**Your task**.
Please list every section heading in the sprinkler pressure problem below, in the order they appear.

Question

A golf course sprinkler system discharges water from a horizontal pipe at the rate of 7200 cm${}^3$/s. At one point in the pipe, where the radius is 4.00 cm, the water's absolute pressure is 2.40 $\times$ 10${}^5$ Pa. At a second point in the pipe, the water passes through a constriction where the radius is 2.00 cm. What is the water's absolute pressure as it flows through this constriction?

Short answer

The water's absolute pressure at the constriction is approximately 2.25 x 10^5 Pa.

Step-by-step solution

Understanding the Given Values

We are given the flow rate of water as 7200 cm${}^3$/s, which we can convert to m${}^3$/s by dividing by 1000000. So, the flow rate is 0.0072 m${}^3$/s. The initial radius $r_1$ is 4.00 cm (0.04 m) and the initial pressure $P_1$ is 2.40 \times 10^5 Pa. The radius at the constriction $r_2$ is 2.00 cm (0.02 m). We need to find the pressure $P_2$ at the constriction.

Applying the Continuity Equation

The Continuity Equation for fluid dynamics is $A_1{v}_1=A_2{v}_2$, where $A$ is the cross-sectional area and $v$ is the velocity. The area $A$ is $\pi r^2$. Calculate $A_1=\pi (0.04{)}^2=0.0050265$ m${}^2$ and $A_2=\pi (0.02{)}^2=0.001257$ m${}^2$. The volumetric flow rate $Q=A_1{v}_1=A_2{v}_2=0.0072$ m${}^3$/s. Therefore, $v_1=\frac{0.0072}{0.0050265}=1.432$ m/s and $v_2=\frac{0.0072}{0.001257}=5.727$ m/s.

Stored data:
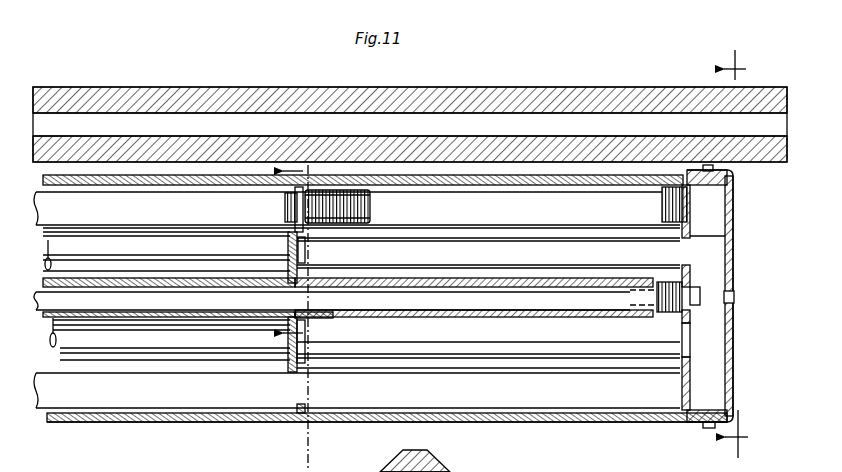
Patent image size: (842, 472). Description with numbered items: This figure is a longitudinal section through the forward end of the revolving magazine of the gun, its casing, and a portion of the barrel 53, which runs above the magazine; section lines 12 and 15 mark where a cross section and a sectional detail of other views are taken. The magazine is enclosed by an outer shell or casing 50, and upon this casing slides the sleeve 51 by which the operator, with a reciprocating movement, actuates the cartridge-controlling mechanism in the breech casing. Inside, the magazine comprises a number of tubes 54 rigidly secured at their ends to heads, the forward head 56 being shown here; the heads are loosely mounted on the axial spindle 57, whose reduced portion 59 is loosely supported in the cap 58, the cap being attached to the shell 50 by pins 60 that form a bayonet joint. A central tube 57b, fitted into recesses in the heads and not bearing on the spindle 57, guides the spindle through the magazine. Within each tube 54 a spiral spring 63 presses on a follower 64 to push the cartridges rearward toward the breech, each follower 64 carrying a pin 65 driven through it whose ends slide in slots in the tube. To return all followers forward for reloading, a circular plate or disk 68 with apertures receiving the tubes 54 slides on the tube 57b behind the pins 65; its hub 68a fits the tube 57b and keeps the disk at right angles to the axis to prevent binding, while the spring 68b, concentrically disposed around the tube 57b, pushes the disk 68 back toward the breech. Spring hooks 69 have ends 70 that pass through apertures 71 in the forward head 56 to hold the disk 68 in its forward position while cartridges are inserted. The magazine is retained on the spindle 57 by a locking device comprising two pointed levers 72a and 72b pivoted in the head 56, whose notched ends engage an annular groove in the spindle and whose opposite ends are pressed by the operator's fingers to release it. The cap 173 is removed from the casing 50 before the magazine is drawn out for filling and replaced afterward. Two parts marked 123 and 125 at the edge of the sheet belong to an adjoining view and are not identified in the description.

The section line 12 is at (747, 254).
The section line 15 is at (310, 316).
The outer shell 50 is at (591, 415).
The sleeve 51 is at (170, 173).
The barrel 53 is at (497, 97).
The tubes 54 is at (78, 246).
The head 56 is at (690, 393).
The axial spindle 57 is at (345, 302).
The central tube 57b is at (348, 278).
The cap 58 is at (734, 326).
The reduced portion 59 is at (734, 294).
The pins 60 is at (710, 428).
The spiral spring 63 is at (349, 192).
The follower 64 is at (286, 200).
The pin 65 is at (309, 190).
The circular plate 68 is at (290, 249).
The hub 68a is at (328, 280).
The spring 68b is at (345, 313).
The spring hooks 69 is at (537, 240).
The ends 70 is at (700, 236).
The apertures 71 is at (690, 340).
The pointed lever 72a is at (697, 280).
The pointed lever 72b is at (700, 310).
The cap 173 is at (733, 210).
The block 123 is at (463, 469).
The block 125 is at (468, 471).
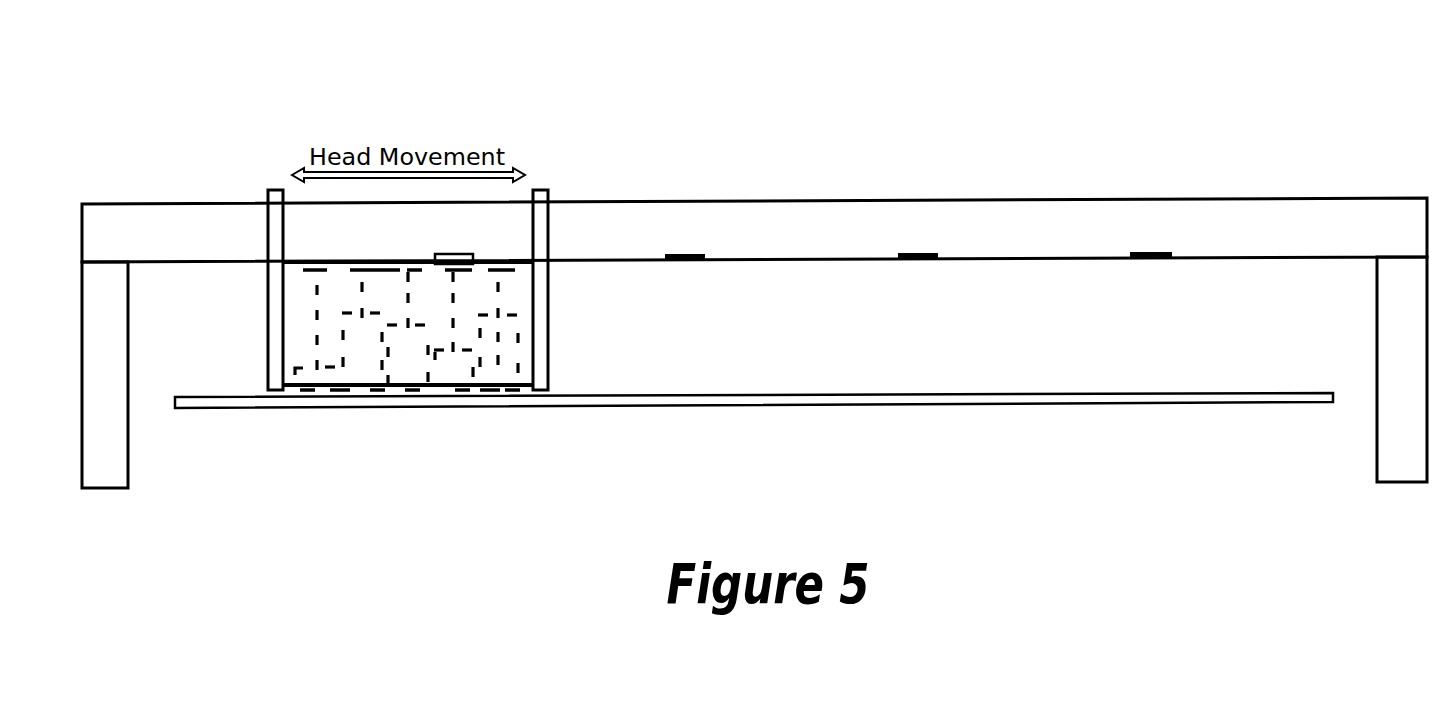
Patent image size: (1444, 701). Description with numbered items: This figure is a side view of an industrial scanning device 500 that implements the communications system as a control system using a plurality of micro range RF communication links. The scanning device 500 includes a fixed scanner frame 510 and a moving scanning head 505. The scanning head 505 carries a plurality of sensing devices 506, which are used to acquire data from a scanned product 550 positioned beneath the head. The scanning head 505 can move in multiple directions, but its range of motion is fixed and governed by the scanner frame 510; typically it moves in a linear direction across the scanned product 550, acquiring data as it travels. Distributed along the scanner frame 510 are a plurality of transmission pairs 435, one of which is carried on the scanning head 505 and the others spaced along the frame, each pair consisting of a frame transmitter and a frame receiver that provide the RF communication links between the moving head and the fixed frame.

**Solved exercise**.
Question
Short answer
Step-by-step solution
Understanding the Given Values
Applying the Continuity Equation